==== Documents fournis ====

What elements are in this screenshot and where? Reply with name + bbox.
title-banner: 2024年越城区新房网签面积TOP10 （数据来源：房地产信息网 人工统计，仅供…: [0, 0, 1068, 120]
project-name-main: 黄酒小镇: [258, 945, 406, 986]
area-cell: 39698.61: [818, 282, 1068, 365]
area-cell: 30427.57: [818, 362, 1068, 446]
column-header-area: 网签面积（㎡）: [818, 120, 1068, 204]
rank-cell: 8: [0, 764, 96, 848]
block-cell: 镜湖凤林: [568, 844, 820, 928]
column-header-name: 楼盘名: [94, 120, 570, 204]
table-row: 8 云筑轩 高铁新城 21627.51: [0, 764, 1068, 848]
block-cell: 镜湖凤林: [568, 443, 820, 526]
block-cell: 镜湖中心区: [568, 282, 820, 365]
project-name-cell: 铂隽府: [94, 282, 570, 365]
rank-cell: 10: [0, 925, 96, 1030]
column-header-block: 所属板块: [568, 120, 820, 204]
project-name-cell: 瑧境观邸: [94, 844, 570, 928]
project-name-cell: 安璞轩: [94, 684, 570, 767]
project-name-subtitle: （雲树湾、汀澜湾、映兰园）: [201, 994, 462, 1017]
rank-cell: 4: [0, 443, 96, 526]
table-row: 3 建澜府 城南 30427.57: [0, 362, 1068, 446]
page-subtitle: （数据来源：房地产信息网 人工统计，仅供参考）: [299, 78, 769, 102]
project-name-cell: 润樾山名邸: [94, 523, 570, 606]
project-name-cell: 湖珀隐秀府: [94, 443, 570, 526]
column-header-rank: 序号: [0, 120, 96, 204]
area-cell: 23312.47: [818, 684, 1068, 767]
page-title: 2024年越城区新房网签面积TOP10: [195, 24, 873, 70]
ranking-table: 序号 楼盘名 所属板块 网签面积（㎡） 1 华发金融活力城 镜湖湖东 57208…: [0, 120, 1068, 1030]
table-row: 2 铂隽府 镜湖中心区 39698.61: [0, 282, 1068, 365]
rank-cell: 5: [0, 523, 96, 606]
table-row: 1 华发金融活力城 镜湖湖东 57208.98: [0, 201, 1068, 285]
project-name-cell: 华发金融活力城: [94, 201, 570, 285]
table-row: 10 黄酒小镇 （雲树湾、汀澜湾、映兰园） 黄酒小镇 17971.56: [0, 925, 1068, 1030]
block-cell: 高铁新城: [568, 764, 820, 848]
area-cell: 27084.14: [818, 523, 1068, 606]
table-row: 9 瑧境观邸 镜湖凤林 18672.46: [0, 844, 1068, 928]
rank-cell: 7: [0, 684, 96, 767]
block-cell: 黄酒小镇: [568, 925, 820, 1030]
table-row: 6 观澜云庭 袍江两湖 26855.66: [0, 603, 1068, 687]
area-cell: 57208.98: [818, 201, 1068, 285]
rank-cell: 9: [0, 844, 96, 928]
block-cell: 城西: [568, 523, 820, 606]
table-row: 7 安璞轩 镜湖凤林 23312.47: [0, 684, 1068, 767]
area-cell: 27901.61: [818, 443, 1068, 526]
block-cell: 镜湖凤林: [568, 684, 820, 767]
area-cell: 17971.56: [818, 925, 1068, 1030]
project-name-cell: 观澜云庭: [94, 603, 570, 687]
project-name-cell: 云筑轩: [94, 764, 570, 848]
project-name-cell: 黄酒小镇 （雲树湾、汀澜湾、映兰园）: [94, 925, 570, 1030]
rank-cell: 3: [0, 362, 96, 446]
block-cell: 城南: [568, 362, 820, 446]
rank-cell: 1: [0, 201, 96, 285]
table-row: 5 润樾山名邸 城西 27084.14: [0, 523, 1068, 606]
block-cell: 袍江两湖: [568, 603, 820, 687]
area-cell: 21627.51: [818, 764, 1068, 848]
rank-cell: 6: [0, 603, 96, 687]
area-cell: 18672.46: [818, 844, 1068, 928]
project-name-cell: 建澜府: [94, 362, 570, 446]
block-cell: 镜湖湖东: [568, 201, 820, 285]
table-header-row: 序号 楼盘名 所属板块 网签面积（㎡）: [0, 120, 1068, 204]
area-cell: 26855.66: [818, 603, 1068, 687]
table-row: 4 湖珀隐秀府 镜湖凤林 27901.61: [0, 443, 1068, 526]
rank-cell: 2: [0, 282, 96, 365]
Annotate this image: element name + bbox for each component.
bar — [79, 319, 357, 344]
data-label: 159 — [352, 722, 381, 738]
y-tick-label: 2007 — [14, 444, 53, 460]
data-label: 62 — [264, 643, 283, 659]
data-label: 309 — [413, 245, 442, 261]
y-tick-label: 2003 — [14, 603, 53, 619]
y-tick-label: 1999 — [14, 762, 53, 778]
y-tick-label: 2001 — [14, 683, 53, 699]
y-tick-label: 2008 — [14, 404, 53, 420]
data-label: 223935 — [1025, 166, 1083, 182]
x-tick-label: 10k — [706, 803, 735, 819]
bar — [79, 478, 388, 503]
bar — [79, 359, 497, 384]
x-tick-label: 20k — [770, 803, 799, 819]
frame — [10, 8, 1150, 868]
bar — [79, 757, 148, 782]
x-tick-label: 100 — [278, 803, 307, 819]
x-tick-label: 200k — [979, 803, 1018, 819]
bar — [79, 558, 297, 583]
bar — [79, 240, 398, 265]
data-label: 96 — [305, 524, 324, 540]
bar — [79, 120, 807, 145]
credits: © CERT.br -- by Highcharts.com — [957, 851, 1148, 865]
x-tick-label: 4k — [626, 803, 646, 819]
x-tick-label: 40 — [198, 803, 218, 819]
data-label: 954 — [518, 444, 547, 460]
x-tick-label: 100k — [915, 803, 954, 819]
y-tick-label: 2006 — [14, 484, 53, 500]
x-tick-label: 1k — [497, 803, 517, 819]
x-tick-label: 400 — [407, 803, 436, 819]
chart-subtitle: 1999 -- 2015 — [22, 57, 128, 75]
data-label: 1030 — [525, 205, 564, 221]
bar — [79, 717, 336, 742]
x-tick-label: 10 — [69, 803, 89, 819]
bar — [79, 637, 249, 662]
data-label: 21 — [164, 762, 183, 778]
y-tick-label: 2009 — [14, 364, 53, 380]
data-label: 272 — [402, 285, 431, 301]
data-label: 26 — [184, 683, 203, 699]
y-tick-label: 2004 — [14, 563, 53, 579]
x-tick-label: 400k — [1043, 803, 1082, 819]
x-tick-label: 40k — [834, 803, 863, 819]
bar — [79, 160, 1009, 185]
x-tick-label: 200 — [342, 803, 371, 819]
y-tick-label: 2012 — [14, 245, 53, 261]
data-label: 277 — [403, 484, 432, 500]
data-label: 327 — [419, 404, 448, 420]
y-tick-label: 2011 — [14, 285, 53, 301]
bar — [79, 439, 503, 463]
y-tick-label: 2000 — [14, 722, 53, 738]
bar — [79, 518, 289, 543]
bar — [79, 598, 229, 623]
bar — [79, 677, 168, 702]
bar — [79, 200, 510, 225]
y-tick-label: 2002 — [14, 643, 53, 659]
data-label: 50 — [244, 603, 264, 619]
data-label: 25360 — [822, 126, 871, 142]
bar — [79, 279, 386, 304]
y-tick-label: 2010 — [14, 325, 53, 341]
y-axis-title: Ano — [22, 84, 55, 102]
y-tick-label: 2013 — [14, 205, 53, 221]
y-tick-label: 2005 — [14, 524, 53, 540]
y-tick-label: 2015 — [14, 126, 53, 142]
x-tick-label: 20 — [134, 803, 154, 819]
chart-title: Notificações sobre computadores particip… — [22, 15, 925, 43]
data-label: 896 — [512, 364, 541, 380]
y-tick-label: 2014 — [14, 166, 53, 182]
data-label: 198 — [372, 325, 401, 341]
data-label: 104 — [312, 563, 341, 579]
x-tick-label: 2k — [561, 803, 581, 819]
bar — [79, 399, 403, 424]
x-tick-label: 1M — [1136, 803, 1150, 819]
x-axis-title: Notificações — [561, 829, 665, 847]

====

* [Travail demandé]
Indiquez combien de lignes ci-dessus contiennent la chaîne « 袍江两湖 », en respectant la casse. Donnez uniquement le nombre.

* [Corrigé de l'exercice]
2